§ **THE REQUEST**: Transcribe every line of the listing below without any deviation.

§ **DATASET RECORDS**:

+-------+

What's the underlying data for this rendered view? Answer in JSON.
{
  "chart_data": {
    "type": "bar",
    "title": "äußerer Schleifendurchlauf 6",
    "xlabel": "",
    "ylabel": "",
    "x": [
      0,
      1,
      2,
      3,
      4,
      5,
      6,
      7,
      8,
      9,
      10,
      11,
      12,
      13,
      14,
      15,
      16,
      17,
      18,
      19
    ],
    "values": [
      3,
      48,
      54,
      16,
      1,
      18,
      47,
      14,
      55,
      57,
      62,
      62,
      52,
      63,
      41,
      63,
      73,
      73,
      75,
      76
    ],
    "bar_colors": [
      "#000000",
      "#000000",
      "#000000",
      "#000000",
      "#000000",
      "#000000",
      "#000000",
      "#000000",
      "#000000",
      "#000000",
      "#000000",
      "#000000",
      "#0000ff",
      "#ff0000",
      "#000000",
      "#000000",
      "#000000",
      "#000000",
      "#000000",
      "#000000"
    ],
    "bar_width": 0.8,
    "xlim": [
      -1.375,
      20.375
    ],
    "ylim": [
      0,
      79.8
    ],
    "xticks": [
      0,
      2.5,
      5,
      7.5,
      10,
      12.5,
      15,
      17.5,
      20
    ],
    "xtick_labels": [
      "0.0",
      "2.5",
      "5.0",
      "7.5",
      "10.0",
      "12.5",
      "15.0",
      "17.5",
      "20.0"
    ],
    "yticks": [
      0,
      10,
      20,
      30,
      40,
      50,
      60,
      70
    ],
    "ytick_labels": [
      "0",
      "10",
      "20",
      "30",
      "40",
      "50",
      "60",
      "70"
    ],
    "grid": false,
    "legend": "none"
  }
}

+-------+

§ **FULL RESPONSE**:
What's the underlying data for this rendered view? Answer in JSON.
{
  "chart_data": {
    "type": "bar",
    "title": "äußerer Schleifendurchlauf 6",
    "xlabel": "",
    "ylabel": "",
    "x": [
      0,
      1,
      2,
      3,
      4,
      5,
      6,
      7,
      8,
      9,
      10,
      11,
      12,
      13,
      14,
      15,
      16,
      17,
      18,
      19
    ],
    "values": [
      3,
      48,
      54,
      16,
      1,
      18,
      47,
      14,
      55,
      57,
      62,
      62,
      52,
      63,
      41,
      63,
      73,
      73,
      75,
      76
    ],
    "bar_colors": [
      "#000000",
      "#000000",
      "#000000",
      "#000000",
      "#000000",
      "#000000",
      "#000000",
      "#000000",
      "#000000",
      "#000000",
      "#000000",
      "#000000",
      "#0000ff",
      "#ff0000",
      "#000000",
      "#000000",
      "#000000",
      "#000000",
      "#000000",
      "#000000"
    ],
    "bar_width": 0.8,
    "xlim": [
      -1.375,
      20.375
    ],
    "ylim": [
      0,
      79.8
    ],
    "xticks": [
      0,
      2.5,
      5,
      7.5,
      10,
      12.5,
      15,
      17.5,
      20
    ],
    "xtick_labels": [
      "0.0",
      "2.5",
      "5.0",
      "7.5",
      "10.0",
      "12.5",
      "15.0",
      "17.5",
      "20.0"
    ],
    "yticks": [
      0,
      10,
      20,
      30,
      40,
      50,
      60,
      70
    ],
    "ytick_labels": [
      "0",
      "10",
      "20",
      "30",
      "40",
      "50",
      "60",
      "70"
    ],
    "grid": false,
    "legend": "none"
  }
}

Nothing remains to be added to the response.